§ SHORT TASK: Determine how many lines include the word "directory", then give that number and nothing more.

§ EXTRACTED DATA:
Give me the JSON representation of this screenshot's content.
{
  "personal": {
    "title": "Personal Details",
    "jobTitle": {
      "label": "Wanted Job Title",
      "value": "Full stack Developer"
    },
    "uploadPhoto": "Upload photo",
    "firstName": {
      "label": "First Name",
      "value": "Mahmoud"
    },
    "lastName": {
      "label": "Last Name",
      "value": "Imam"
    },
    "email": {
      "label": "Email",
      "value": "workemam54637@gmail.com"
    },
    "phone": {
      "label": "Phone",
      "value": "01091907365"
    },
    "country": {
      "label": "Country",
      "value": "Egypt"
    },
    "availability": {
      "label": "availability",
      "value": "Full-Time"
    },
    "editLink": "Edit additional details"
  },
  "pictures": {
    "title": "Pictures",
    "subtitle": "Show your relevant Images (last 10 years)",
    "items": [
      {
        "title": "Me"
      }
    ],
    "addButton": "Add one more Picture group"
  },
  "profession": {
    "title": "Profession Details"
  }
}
--
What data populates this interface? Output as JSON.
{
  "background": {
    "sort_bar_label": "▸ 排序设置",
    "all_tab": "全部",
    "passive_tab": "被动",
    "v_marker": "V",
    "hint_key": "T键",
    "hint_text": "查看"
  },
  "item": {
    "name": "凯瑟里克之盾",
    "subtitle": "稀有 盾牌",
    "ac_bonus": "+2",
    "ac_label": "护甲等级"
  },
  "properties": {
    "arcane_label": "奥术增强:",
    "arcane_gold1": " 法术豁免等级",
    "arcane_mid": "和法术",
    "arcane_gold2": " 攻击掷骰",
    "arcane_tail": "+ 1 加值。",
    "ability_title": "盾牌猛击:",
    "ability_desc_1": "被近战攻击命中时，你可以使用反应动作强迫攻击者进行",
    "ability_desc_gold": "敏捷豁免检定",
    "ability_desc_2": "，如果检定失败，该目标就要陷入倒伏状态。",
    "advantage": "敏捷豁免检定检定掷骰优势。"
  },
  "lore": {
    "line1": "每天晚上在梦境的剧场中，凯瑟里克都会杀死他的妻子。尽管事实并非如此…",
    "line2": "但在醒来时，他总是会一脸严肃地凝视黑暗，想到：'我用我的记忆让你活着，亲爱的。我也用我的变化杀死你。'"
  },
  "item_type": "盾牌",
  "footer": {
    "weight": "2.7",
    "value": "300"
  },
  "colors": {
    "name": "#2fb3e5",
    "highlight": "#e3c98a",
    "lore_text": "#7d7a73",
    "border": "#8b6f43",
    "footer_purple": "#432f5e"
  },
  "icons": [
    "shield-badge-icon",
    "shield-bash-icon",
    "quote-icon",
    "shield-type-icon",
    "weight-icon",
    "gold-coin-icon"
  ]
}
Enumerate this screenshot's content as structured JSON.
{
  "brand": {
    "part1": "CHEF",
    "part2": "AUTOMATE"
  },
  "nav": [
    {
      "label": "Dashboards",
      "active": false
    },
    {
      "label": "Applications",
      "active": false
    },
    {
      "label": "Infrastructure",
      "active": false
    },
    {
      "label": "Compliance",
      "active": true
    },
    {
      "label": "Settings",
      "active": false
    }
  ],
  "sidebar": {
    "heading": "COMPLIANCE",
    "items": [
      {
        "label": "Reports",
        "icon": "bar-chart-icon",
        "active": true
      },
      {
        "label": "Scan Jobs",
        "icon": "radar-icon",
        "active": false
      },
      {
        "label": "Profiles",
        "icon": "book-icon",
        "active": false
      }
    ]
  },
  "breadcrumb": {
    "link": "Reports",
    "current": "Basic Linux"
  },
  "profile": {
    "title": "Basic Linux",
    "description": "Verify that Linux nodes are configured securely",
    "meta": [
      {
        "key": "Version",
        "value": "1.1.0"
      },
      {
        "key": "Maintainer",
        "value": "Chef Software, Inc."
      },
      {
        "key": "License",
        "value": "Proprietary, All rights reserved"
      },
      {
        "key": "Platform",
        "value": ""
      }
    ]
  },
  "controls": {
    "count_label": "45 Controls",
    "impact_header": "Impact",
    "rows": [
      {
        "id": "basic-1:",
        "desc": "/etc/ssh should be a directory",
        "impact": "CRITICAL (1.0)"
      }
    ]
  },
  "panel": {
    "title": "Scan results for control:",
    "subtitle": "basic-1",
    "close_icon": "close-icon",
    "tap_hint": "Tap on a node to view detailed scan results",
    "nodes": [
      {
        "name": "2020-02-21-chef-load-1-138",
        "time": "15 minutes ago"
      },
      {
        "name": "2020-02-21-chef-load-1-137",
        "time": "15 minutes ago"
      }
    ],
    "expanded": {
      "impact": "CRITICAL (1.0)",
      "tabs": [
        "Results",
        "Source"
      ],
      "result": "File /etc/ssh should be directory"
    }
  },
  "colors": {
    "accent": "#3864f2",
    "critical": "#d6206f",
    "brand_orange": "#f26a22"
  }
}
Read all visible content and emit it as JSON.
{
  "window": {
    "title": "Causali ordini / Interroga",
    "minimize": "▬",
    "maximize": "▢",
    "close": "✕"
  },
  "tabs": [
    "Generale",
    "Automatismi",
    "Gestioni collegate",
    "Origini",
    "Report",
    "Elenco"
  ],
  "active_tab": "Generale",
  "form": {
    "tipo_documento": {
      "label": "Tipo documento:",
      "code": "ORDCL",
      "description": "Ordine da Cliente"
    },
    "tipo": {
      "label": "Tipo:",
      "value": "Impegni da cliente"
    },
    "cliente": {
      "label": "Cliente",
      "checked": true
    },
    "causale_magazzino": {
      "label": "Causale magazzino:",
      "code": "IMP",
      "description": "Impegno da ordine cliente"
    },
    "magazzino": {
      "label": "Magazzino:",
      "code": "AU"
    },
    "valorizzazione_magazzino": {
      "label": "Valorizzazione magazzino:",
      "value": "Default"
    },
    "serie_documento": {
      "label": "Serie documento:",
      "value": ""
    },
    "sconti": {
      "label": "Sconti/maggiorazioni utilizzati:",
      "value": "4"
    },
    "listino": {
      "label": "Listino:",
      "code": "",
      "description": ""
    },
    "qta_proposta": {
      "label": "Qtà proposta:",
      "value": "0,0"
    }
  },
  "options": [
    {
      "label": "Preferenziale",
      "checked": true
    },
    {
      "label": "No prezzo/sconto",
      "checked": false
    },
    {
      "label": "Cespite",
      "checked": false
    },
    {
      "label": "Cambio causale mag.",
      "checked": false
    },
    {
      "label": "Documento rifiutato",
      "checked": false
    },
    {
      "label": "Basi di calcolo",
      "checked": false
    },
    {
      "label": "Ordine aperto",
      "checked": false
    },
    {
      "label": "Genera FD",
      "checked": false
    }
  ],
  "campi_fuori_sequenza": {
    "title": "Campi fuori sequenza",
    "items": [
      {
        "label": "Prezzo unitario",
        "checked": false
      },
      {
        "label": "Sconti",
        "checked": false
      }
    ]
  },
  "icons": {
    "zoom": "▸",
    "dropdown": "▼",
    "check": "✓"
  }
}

§ TASK RESULT: 2